Understanding How and When SLAs Are Calculated, and How It Might Affect Your Reports

NikEng1 · ‎03-29-2021

SLA Recalculations

Have you ever viewed an SLA record, only to have the values for elapsed percentage and time suddenly increase by multiple units? Or have you ever refreshed a list of SLA:s, without seeing the values of elapsed time change at all, even though time has passed since you last refreshed the list?

This is because calculated values in SLA records, like elapsed time and elapsed percentage, are not calculated on-the-fly. In fact, some SLA records only have their values updated once every 5 days (!). Depending on how big your backlog of open tasks is, and what you measure in terms om SLA metrics, this could have a big impact on your KPI:s.

So how are SLA:s recalculated, and can it be changed?

By "SLA Recalculation", I am referring to the updates of values like "Percentage Elapsed" or "Time Left". These values are always recalculated when an update happens in the SLA record, like it being paused, cancelled or completed. But apart from those events, there are three thing that recalculate and update the SLA:

A unique scheduled job for each SLA that runs at the breach time
A business rule named “Calc SLAs on Display” on the task table
Scheduled calculation jobs

The breach-time scheduled job

Each time an SLA is created, a job is created and scheduled to run at the breach time of the SLA. This scheduled job recalculates the SLA when the breach time is reached. If an SLA is changed or added, this job is rescheduled. The job runs once and is then removed. This means that an SLA is always updated and recalculated at the time it breaches.

» Listed records:
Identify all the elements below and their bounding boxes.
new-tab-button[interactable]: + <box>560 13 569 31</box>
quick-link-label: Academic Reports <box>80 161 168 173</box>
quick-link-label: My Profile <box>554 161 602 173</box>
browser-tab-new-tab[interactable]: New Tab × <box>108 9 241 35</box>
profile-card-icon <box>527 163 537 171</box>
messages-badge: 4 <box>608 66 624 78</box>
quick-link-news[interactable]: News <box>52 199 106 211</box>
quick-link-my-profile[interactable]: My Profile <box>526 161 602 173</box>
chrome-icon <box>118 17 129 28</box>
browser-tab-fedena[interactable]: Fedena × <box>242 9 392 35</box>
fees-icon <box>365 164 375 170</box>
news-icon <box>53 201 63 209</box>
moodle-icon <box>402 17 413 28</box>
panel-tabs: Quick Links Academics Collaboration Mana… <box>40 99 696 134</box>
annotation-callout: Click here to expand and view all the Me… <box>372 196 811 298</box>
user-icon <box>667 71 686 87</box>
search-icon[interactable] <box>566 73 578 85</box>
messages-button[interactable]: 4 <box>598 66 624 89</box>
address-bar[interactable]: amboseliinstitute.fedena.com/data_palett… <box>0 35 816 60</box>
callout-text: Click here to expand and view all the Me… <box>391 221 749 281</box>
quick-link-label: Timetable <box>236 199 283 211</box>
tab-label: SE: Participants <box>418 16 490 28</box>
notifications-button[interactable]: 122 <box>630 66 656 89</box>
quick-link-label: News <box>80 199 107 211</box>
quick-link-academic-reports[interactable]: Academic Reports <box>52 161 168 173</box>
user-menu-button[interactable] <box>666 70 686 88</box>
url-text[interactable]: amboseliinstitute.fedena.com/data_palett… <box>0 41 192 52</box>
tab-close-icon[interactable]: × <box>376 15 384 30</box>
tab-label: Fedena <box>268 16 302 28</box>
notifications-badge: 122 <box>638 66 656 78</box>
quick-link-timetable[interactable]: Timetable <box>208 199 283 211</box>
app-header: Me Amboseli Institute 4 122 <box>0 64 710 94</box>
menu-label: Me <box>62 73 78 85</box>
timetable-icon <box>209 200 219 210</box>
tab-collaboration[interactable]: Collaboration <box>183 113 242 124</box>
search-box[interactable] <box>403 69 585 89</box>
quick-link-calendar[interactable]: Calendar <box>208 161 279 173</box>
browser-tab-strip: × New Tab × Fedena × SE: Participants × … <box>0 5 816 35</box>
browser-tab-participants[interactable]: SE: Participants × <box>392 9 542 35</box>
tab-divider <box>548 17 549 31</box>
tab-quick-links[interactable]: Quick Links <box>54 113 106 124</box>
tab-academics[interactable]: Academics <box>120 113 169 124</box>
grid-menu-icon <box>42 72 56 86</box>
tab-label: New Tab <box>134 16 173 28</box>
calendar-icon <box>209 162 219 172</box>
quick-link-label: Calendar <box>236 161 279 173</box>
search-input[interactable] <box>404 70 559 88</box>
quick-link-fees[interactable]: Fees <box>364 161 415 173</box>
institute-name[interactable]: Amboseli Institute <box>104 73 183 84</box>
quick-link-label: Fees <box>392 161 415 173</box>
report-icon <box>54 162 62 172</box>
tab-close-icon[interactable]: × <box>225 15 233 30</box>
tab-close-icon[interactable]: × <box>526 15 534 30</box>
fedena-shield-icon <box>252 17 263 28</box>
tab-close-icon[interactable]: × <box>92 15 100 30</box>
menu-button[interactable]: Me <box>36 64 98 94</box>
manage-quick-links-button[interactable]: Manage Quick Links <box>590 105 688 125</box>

» Given problem 1:
Apart from updates such as pausing, canceling, or completing, which things does the post on SLA recalculation name as recalculating and updating an SLA? List every one.
» Given problem 2:
Can you put the rows, the stretch from the start of the rows through the one containing "browser-tab-new-tab[interactable]: New Tab", into a Markdown table with the columns No. and Line, leaving out any blank lines?

» Task response 1:
- A unique scheduled job for each SLA that runs at the breach time
- A business rule named "Calc SLAs on Display" on the task table
- Scheduled calculation jobs

» Task response 2:
| No. | Line |
|---|---|
| 1 | Identify all the elements below and their bounding boxes. |
| 2 | new-tab-button[interactable]: + <box>560 13 569 31</box> |
| 3 | quick-link-label: Academic Reports <box>80 161 168 173</box> |
| 4 | quick-link-label: My Profile <box>554 161 602 173</box> |
| 5 | browser-tab-new-tab[interactable]: New Tab × <box>108 9 241 35</box> |